TASK DETAILS: Your task is to transcribe the data in full.

DATA LISTING:
— START —
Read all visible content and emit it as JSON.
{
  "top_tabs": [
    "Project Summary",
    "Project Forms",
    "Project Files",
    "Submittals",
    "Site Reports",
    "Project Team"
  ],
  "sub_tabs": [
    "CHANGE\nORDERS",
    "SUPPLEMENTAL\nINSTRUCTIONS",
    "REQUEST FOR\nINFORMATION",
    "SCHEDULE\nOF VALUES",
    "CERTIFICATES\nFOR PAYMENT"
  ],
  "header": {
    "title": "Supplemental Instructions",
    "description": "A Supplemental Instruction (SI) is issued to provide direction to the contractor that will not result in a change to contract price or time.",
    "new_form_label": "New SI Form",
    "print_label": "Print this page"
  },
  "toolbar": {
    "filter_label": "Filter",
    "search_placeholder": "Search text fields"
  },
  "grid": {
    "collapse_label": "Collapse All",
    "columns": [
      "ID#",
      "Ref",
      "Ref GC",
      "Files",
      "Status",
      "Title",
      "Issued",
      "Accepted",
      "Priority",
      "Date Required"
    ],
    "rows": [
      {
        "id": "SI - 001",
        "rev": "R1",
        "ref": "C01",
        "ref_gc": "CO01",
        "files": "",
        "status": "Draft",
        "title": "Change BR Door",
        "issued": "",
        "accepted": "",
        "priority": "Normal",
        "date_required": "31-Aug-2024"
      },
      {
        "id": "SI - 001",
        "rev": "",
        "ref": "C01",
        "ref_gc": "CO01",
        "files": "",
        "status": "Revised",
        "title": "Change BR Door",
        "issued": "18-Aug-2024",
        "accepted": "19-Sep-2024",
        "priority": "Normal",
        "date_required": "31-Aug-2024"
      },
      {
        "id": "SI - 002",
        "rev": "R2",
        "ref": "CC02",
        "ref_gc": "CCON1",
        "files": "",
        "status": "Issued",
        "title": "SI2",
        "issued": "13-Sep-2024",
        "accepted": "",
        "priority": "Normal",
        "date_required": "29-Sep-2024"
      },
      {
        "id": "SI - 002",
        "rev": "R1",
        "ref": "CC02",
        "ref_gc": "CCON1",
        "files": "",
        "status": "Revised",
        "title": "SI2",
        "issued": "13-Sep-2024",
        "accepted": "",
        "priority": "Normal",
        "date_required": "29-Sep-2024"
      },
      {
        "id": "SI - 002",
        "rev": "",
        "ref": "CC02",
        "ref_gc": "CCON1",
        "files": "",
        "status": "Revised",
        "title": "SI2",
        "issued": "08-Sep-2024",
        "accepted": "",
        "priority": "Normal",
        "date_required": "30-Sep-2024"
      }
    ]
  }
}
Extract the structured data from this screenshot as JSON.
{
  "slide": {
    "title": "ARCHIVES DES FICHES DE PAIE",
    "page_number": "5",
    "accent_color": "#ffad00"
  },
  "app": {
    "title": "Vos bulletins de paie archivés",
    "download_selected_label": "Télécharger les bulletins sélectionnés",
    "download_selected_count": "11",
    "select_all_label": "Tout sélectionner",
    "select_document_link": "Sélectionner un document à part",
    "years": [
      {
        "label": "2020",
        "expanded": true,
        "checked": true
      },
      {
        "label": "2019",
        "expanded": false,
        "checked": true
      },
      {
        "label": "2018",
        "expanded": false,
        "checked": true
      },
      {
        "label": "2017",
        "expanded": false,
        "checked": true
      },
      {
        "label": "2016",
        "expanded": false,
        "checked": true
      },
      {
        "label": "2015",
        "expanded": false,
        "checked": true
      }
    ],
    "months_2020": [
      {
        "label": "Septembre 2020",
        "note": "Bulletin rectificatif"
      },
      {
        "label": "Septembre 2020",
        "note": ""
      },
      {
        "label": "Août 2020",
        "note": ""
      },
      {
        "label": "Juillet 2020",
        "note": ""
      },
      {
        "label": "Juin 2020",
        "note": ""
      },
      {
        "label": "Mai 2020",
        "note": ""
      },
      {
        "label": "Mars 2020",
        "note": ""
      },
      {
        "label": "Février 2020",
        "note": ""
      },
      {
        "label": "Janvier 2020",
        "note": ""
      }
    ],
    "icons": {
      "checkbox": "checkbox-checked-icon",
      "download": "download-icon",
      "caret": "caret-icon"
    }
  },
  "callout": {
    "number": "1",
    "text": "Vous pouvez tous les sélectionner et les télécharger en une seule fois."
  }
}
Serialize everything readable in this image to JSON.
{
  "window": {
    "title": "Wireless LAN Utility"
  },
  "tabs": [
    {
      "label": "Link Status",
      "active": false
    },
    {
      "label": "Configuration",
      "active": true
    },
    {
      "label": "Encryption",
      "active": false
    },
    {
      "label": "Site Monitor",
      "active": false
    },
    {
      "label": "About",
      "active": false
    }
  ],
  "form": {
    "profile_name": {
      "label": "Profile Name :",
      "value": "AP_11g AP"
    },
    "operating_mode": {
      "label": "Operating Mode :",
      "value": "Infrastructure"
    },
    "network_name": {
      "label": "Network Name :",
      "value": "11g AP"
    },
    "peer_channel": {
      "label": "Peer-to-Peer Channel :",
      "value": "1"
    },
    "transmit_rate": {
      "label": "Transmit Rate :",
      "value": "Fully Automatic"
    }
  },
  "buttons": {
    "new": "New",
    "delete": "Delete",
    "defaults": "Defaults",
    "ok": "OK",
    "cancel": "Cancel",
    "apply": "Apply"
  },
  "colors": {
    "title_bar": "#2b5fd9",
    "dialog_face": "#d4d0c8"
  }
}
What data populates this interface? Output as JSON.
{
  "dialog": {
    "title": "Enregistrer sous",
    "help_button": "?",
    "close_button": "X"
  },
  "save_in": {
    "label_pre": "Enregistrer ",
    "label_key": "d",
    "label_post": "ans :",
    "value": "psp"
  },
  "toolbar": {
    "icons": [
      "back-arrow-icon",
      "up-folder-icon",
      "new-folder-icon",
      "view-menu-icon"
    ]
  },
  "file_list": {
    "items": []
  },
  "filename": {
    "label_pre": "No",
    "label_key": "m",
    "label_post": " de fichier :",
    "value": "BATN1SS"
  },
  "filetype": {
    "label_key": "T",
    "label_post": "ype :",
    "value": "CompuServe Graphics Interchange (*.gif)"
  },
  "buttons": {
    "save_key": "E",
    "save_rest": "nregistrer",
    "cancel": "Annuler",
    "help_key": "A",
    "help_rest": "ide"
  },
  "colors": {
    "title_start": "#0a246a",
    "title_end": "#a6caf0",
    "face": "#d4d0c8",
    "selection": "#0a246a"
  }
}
— END —
RESPONSE TO THE TASK:
Read all visible content and emit it as JSON.
{
  "top_tabs": [
    "Project Summary",
    "Project Forms",
    "Project Files",
    "Submittals",
    "Site Reports",
    "Project Team"
  ],
  "sub_tabs": [
    "CHANGE\nORDERS",
    "SUPPLEMENTAL\nINSTRUCTIONS",
    "REQUEST FOR\nINFORMATION",
    "SCHEDULE\nOF VALUES",
    "CERTIFICATES\nFOR PAYMENT"
  ],
  "header": {
    "title": "Supplemental Instructions",
    "description": "A Supplemental Instruction (SI) is issued to provide direction to the contractor that will not result in a change to contract price or time.",
    "new_form_label": "New SI Form",
    "print_label": "Print this page"
  },
  "toolbar": {
    "filter_label": "Filter",
    "search_placeholder": "Search text fields"
  },
  "grid": {
    "collapse_label": "Collapse All",
    "columns": [
      "ID#",
      "Ref",
      "Ref GC",
      "Files",
      "Status",
      "Title",
      "Issued",
      "Accepted",
      "Priority",
      "Date Required"
    ],
    "rows": [
      {
        "id": "SI - 001",
        "rev": "R1",
        "ref": "C01",
        "ref_gc": "CO01",
        "files": "",
        "status": "Draft",
        "title": "Change BR Door",
        "issued": "",
        "accepted": "",
        "priority": "Normal",
        "date_required": "31-Aug-2024"
      },
      {
        "id": "SI - 001",
        "rev": "",
        "ref": "C01",
        "ref_gc": "CO01",
        "files": "",
        "status": "Revised",
        "title": "Change BR Door",
        "issued": "18-Aug-2024",
        "accepted": "19-Sep-2024",
        "priority": "Normal",
        "date_required": "31-Aug-2024"
      },
      {
        "id": "SI - 002",
        "rev": "R2",
        "ref": "CC02",
        "ref_gc": "CCON1",
        "files": "",
        "status": "Issued",
        "title": "SI2",
        "issued": "13-Sep-2024",
        "accepted": "",
        "priority": "Normal",
        "date_required": "29-Sep-2024"
      },
      {
        "id": "SI - 002",
        "rev": "R1",
        "ref": "CC02",
        "ref_gc": "CCON1",
        "files": "",
        "status": "Revised",
        "title": "SI2",
        "issued": "13-Sep-2024",
        "accepted": "",
        "priority": "Normal",
        "date_required": "29-Sep-2024"
      },
      {
        "id": "SI - 002",
        "rev": "",
        "ref": "CC02",
        "ref_gc": "CCON1",
        "files": "",
        "status": "Revised",
        "title": "SI2",
        "issued": "08-Sep-2024",
        "accepted": "",
        "priority": "Normal",
        "date_required": "30-Sep-2024"
      }
    ]
  }
}
Extract the structured data from this screenshot as JSON.
{
  "slide": {
    "title": "ARCHIVES DES FICHES DE PAIE",
    "page_number": "5",
    "accent_color": "#ffad00"
  },
  "app": {
    "title": "Vos bulletins de paie archivés",
    "download_selected_label": "Télécharger les bulletins sélectionnés",
    "download_selected_count": "11",
    "select_all_label": "Tout sélectionner",
    "select_document_link": "Sélectionner un document à part",
    "years": [
      {
        "label": "2020",
        "expanded": true,
        "checked": true
      },
      {
        "label": "2019",
        "expanded": false,
        "checked": true
      },
      {
        "label": "2018",
        "expanded": false,
        "checked": true
      },
      {
        "label": "2017",
        "expanded": false,
        "checked": true
      },
      {
        "label": "2016",
        "expanded": false,
        "checked": true
      },
      {
        "label": "2015",
        "expanded": false,
        "checked": true
      }
    ],
    "months_2020": [
      {
        "label": "Septembre 2020",
        "note": "Bulletin rectificatif"
      },
      {
        "label": "Septembre 2020",
        "note": ""
      },
      {
        "label": "Août 2020",
        "note": ""
      },
      {
        "label": "Juillet 2020",
        "note": ""
      },
      {
        "label": "Juin 2020",
        "note": ""
      },
      {
        "label": "Mai 2020",
        "note": ""
      },
      {
        "label": "Mars 2020",
        "note": ""
      },
      {
        "label": "Février 2020",
        "note": ""
      },
      {
        "label": "Janvier 2020",
        "note": ""
      }
    ],
    "icons": {
      "checkbox": "checkbox-checked-icon",
      "download": "download-icon",
      "caret": "caret-icon"
    }
  },
  "callout": {
    "number": "1",
    "text": "Vous pouvez tous les sélectionner et les télécharger en une seule fois."
  }
}
Serialize everything readable in this image to JSON.
{
  "window": {
    "title": "Wireless LAN Utility"
  },
  "tabs": [
    {
      "label": "Link Status",
      "active": false
    },
    {
      "label": "Configuration",
      "active": true
    },
    {
      "label": "Encryption",
      "active": false
    },
    {
      "label": "Site Monitor",
      "active": false
    },
    {
      "label": "About",
      "active": false
    }
  ],
  "form": {
    "profile_name": {
      "label": "Profile Name :",
      "value": "AP_11g AP"
    },
    "operating_mode": {
      "label": "Operating Mode :",
      "value": "Infrastructure"
    },
    "network_name": {
      "label": "Network Name :",
      "value": "11g AP"
    },
    "peer_channel": {
      "label": "Peer-to-Peer Channel :",
      "value": "1"
    },
    "transmit_rate": {
      "label": "Transmit Rate :",
      "value": "Fully Automatic"
    }
  },
  "buttons": {
    "new": "New",
    "delete": "Delete",
    "defaults": "Defaults",
    "ok": "OK",
    "cancel": "Cancel",
    "apply": "Apply"
  },
  "colors": {
    "title_bar": "#2b5fd9",
    "dialog_face": "#d4d0c8"
  }
}
What data populates this interface? Output as JSON.
{
  "dialog": {
    "title": "Enregistrer sous",
    "help_button": "?",
    "close_button": "X"
  },
  "save_in": {
    "label_pre": "Enregistrer ",
    "label_key": "d",
    "label_post": "ans :",
    "value": "psp"
  },
  "toolbar": {
    "icons": [
      "back-arrow-icon",
      "up-folder-icon",
      "new-folder-icon",
      "view-menu-icon"
    ]
  },
  "file_list": {
    "items": []
  },
  "filename": {
    "label_pre": "No",
    "label_key": "m",
    "label_post": " de fichier :",
    "value": "BATN1SS"
  },
  "filetype": {
    "label_key": "T",
    "label_post": "ype :",
    "value": "CompuServe Graphics Interchange (*.gif)"
  },
  "buttons": {
    "save_key": "E",
    "save_rest": "nregistrer",
    "cancel": "Annuler",
    "help_key": "A",
    "help_rest": "ide"
  },
  "colors": {
    "title_start": "#0a246a",
    "title_end": "#a6caf0",
    "face": "#d4d0c8",
    "selection": "#0a246a"
  }
}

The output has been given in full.